▶ _Records provided_:
—————
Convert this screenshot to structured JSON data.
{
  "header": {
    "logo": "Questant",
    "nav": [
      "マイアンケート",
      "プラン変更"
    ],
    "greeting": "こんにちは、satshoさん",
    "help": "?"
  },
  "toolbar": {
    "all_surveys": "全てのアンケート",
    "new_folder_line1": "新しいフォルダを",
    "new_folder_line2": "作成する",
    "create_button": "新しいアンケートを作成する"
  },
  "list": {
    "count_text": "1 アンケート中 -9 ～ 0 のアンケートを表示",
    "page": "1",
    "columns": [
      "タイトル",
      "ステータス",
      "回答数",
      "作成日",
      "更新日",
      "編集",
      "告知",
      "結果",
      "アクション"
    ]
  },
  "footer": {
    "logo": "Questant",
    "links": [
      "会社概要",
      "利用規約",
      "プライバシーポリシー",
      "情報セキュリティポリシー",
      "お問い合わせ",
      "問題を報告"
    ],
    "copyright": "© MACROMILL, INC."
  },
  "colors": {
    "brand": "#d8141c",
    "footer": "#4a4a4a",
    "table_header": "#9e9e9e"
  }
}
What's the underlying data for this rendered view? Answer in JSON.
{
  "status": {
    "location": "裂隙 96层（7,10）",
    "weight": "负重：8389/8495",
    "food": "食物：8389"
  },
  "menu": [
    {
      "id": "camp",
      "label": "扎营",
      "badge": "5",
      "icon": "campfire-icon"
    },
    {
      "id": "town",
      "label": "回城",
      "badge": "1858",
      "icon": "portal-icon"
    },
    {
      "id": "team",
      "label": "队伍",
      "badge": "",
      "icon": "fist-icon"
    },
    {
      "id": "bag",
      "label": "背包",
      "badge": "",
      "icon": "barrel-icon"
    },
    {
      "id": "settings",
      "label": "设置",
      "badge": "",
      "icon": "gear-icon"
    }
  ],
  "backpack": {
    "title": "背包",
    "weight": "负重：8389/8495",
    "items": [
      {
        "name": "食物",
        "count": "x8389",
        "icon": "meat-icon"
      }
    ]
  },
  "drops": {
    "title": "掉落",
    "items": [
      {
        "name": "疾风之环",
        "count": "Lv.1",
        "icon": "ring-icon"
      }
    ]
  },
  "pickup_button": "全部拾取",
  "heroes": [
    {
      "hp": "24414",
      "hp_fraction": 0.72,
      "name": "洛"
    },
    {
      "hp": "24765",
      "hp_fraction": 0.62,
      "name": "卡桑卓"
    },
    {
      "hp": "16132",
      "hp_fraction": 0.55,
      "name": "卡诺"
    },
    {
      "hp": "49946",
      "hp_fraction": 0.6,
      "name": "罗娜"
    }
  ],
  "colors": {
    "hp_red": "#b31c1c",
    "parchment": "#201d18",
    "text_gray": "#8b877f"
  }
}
—————
▶ _Task directions_:
Report only the number of lines that hold the word "name".

▶ _Response to the task_:
6